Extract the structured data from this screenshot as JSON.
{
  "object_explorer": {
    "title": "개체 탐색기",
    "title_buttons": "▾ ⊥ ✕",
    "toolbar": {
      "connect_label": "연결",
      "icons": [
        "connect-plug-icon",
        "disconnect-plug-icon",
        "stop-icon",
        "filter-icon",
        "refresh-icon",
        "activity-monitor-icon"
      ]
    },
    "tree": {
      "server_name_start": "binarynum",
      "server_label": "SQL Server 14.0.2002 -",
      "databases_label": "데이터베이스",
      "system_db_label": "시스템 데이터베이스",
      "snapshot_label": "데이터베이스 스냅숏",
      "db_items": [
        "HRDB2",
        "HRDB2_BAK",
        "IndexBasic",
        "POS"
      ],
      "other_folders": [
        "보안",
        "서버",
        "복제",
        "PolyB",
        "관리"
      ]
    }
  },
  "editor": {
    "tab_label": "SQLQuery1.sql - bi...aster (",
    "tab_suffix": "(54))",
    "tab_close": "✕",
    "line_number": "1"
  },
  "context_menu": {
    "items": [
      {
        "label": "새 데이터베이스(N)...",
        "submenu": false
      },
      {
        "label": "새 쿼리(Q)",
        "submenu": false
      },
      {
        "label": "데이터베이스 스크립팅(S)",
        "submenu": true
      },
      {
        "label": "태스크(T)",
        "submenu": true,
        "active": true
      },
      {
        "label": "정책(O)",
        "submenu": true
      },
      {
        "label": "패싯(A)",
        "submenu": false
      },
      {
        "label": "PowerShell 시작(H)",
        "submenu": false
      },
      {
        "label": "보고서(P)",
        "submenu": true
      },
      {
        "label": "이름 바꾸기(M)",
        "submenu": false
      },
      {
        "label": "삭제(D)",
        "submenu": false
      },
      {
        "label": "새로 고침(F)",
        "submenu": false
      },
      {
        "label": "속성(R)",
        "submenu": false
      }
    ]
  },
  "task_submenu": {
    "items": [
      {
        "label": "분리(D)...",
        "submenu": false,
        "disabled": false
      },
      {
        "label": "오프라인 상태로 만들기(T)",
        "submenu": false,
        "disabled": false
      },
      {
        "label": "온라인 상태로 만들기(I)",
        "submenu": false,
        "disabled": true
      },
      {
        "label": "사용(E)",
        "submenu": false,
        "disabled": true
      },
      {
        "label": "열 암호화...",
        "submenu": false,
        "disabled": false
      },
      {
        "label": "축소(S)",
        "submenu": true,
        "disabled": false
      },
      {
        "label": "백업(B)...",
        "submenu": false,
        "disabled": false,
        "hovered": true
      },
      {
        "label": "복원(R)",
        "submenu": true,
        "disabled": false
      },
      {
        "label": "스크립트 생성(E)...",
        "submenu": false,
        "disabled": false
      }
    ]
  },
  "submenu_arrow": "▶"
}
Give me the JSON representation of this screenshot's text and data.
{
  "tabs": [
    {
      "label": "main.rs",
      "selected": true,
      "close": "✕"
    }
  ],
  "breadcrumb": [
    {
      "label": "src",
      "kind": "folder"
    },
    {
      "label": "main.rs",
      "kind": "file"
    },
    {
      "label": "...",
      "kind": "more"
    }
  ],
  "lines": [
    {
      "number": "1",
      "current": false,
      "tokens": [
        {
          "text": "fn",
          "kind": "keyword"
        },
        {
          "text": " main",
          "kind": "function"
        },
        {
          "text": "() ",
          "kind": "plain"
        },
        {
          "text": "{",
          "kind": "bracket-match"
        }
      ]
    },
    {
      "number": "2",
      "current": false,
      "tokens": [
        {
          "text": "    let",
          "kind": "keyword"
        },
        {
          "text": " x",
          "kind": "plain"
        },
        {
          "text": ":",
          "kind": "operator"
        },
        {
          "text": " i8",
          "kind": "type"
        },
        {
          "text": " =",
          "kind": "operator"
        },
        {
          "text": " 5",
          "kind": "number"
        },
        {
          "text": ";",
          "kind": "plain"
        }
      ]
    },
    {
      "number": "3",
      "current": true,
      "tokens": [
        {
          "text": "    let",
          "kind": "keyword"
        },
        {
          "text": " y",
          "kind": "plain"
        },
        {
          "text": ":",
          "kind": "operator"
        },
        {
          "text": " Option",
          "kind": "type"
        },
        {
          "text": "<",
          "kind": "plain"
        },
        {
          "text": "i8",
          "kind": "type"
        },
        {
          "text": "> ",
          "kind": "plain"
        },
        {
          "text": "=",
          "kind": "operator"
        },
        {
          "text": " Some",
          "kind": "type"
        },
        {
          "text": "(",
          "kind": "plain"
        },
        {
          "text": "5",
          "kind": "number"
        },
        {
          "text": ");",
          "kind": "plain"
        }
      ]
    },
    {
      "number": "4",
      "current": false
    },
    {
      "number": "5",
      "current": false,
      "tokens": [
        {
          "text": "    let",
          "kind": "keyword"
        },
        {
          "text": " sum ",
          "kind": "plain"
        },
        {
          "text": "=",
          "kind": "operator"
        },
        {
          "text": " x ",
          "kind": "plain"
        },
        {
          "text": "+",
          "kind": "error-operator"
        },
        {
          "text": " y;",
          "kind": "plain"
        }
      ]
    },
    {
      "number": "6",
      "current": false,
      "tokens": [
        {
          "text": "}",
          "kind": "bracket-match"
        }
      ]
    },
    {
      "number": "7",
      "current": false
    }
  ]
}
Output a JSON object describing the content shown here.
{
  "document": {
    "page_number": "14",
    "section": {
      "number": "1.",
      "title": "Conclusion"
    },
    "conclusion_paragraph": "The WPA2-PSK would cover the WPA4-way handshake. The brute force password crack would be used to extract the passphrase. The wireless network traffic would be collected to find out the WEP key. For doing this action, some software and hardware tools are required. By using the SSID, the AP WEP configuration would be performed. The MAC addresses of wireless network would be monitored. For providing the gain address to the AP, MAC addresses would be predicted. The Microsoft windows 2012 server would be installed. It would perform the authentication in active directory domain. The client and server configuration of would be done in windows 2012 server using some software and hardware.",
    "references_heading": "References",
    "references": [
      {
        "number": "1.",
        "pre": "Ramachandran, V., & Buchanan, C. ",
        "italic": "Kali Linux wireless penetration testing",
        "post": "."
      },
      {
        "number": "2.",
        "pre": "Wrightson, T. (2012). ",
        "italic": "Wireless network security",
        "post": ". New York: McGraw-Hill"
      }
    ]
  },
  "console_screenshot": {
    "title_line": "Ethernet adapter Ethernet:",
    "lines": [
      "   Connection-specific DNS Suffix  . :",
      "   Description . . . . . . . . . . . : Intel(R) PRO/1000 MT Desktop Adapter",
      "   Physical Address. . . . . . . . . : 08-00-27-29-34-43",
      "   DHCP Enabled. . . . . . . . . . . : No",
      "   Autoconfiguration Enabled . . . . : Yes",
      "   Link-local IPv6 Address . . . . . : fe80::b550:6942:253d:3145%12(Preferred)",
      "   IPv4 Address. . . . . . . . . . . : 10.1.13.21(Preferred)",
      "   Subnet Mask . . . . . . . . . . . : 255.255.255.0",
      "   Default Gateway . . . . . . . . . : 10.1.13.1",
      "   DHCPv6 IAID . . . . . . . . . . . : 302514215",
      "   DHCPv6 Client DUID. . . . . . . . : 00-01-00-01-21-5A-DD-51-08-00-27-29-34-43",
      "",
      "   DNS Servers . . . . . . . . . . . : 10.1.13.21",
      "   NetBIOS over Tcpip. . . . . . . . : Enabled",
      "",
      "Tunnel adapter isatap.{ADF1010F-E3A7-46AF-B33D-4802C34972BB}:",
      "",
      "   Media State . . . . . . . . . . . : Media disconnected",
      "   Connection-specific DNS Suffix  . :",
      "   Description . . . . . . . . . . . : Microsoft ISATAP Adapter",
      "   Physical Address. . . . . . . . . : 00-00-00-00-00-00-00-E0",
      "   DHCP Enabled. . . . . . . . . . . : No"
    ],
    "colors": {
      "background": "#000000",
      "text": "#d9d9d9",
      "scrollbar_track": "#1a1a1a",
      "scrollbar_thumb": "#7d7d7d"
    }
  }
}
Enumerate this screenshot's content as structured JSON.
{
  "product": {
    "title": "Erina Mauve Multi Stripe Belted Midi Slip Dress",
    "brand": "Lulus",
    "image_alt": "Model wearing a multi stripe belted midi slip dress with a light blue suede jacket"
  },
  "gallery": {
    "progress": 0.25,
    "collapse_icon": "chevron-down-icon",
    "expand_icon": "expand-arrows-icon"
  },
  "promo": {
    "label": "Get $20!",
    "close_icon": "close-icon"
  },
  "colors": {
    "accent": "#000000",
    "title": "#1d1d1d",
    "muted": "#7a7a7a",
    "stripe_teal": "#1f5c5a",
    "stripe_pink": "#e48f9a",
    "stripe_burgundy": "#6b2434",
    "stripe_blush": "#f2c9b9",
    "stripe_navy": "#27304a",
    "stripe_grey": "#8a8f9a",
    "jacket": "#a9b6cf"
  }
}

-- The problem --
Nothing but the lines from the one with "Enumerate this screenshot's" through the end of the data above should be repeated, each exactly as it stands.

-- Solved exercise --
Enumerate this screenshot's content as structured JSON.
{
  "product": {
    "title": "Erina Mauve Multi Stripe Belted Midi Slip Dress",
    "brand": "Lulus",
    "image_alt": "Model wearing a multi stripe belted midi slip dress with a light blue suede jacket"
  },
  "gallery": {
    "progress": 0.25,
    "collapse_icon": "chevron-down-icon",
    "expand_icon": "expand-arrows-icon"
  },
  "promo": {
    "label": "Get $20!",
    "close_icon": "close-icon"
  },
  "colors": {
    "accent": "#000000",
    "title": "#1d1d1d",
    "muted": "#7a7a7a",
    "stripe_teal": "#1f5c5a",
    "stripe_pink": "#e48f9a",
    "stripe_burgundy": "#6b2434",
    "stripe_blush": "#f2c9b9",
    "stripe_navy": "#27304a",
    "stripe_grey": "#8a8f9a",
    "jacket": "#a9b6cf"
  }
}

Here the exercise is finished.